━━━━━ Excerto citado ━━━━━

Outros casos resultaram de queimaduras graves da face e pescoço que provocaram tracção esquelética. São ainda de referir situações em que se destacam alterações esqueléticas da face por traumatismos na infância e outras que se devem a anormais desenvolvimentos da estrutura óssea.
O papel dos dentistas
Muitas vezes, este problema é detetado, em primeiro lugar, pelos médicos dentistas ou estomatologistas. "São eles que começam por diagnosticar a situação que, em muitos casos, não conseguem resolver com a ortodontia e métodos ortopédicos" e, diz-nos o cirurgião plástico, encaminham os doentes para a cirurgia plástica e para a cirurgia maxilo-facial. Além do diagnóstico, o dentista faz a preparação dentária e o estudo da articulação.
"São realizados tratamentos dentários das cáries existentes ou eventuais extracções que sejam necessárias, bem como melhor orientação do desenvolvimento dentário", explica Biscaia Fraga. "Realizam ainda um estudo cefalométrico à escala real para planear [com um programa informático e recurso a película radiológica] a futura face», refere ainda o especialista. Neste estudo, o cirurgião obtém informação crucial.
Fica a saber quantos milímetros deve recuar a mandíbula e/ou o número de milímetros que se pode avançar no maxilar superior. Solucionar o problema implica uma equipa multidisciplinar. "Quando o doente chega à minha consulta, já é enviado pelo estomatologista com todos os exames realizados e o estudo cefalométrico efetuado. É também este especialista que faz os moldes dentários, muito importantes para o planeamento da cirurgia", sugere.
Os cuidados pré-operatórios que o procedimento exige
O primeiro passo assenta na preparação da boca e dentes e na educação para uma higiene oral adequada antes e após a cirurgia. Depois, então, é realizado um planeamento adequado e rigoroso da cirurgia. "O estomatologista que estudou o doente previamente vai necessitar de acompanhar este paciente durante um a três anos", diz Biscaia Fraga. "Se o doente é um adolescente, a sua dentição está em fase evolutiva", diz.

━━━━━

● **Ação necessária**:
Por favor, responda: segundo o excerto citado, durante quanto tempo o estomatologista que estudou o doente vai necessitar de o acompanhar?

━━━━━ Registos de dados ━━━━━

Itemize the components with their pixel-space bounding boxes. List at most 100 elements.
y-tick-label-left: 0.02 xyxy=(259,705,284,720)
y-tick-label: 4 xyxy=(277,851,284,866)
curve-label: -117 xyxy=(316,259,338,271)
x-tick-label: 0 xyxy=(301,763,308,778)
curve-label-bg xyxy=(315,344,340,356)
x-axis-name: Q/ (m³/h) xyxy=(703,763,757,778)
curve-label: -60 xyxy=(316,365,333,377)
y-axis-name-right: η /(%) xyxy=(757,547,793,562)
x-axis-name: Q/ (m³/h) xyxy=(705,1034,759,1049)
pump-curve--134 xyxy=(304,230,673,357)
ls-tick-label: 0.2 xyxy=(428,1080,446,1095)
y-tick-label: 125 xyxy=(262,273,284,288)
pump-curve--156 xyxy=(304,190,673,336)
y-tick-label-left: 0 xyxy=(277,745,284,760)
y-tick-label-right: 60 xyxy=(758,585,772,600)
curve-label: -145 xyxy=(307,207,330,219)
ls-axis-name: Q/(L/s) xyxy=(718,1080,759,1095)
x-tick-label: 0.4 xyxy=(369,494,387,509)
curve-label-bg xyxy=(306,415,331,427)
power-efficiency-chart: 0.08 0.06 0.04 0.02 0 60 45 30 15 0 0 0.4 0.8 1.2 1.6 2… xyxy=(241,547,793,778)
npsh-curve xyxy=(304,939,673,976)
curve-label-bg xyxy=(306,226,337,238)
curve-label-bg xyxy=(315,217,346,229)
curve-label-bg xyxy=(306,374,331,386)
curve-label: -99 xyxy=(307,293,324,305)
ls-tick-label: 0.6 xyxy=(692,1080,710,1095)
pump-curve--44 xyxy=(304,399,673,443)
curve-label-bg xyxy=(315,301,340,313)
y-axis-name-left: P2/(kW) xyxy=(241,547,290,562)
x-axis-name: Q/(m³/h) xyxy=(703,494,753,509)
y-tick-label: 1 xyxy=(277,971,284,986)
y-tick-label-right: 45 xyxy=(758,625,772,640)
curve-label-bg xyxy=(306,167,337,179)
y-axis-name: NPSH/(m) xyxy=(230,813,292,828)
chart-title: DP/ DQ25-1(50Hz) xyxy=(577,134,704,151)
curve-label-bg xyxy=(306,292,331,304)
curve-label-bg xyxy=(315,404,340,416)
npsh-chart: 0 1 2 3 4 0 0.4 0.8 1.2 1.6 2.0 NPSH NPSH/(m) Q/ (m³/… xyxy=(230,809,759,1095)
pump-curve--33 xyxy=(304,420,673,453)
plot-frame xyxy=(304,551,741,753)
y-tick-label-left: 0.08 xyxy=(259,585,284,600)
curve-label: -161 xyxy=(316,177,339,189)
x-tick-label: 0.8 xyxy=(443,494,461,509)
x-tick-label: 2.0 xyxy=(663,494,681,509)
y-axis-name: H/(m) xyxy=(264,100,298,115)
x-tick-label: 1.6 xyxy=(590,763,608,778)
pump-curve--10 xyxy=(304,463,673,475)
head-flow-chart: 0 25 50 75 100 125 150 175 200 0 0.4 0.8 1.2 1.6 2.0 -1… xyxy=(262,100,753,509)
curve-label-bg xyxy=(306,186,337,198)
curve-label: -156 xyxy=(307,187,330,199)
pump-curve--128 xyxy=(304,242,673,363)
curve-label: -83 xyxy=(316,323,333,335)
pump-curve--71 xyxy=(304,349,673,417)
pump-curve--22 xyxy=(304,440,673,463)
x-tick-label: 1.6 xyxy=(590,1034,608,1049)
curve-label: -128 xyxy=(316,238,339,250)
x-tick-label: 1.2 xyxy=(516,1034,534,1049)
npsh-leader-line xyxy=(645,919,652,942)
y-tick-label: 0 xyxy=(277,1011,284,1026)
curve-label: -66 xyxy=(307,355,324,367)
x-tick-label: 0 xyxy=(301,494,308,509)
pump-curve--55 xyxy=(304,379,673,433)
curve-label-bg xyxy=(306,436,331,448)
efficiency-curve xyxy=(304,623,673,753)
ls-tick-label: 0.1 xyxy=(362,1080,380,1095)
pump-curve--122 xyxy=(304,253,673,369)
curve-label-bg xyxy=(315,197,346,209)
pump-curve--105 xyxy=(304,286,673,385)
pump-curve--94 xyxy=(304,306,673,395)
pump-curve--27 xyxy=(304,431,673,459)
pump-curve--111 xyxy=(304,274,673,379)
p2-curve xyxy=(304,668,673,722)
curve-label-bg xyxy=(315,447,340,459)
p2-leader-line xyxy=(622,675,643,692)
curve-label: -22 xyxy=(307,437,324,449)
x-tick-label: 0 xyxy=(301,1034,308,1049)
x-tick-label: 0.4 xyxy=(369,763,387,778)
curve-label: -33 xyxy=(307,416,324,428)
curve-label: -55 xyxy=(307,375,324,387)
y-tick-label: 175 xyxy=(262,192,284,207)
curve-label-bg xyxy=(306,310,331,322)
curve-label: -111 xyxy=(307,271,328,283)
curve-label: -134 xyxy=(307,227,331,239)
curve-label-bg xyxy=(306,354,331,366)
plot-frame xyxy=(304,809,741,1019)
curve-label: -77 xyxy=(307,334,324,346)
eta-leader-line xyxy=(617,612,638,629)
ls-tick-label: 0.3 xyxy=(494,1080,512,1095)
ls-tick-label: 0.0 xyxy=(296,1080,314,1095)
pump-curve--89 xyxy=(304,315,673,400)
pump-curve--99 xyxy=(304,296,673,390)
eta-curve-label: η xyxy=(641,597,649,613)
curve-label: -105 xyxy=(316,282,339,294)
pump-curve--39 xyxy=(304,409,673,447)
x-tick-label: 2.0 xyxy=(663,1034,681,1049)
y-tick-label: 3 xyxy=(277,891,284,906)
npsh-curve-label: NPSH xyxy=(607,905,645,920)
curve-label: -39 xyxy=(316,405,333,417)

━━━━━

● **Resposta**:
Durante um a três anos.